* **INPUT ROWS**
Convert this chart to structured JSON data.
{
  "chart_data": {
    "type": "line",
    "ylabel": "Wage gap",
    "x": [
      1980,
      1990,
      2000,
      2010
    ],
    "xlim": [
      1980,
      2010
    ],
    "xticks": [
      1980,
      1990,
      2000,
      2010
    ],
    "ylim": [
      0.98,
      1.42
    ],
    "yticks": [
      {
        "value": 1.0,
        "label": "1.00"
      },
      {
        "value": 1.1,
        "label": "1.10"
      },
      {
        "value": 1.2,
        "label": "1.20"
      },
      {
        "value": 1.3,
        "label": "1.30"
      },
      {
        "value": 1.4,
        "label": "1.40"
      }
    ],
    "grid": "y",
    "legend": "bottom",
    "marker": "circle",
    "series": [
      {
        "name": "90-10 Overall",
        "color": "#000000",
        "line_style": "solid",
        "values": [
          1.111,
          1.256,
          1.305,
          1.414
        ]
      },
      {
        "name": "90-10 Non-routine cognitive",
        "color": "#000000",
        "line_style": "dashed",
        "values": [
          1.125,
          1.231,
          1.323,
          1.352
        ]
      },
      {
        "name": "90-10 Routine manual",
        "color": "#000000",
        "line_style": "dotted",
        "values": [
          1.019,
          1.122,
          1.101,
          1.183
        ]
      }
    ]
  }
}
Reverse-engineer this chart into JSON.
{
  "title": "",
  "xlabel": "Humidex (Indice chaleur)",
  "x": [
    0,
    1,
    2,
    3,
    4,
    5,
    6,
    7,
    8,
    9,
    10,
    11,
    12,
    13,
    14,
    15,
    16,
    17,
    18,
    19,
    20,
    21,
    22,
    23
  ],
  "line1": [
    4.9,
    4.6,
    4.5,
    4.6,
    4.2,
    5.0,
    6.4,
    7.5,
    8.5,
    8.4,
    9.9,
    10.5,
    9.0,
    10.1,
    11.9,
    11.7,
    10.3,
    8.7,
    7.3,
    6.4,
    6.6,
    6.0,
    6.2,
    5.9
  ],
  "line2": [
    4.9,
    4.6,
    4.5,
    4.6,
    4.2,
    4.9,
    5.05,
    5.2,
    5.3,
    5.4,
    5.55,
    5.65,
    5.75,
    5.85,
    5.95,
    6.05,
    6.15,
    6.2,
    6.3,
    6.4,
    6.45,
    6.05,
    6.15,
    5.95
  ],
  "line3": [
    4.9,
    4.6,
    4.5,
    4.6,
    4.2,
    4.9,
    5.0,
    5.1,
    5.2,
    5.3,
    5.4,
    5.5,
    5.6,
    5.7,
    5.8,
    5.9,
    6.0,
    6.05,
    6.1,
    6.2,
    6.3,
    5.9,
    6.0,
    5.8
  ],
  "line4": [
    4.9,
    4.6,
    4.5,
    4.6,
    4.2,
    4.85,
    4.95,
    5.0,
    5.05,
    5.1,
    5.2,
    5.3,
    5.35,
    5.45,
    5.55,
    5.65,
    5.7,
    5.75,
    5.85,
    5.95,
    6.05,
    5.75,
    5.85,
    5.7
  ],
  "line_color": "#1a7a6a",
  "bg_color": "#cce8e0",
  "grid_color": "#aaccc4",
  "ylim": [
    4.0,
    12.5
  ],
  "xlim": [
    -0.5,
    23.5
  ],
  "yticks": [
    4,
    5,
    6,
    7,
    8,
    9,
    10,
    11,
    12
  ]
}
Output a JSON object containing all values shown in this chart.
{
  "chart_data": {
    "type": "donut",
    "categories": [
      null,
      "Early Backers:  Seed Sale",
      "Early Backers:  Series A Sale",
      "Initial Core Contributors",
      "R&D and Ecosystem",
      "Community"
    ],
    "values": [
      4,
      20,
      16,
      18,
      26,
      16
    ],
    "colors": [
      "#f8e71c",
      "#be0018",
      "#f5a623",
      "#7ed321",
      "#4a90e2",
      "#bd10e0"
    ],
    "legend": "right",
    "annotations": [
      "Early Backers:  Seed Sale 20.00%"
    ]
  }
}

* **PROBLEM REQUIREMENTS**
How many lines in the data contain the string "Sale"? Respond with the number only.

* **SOLVED EXERCISE**
3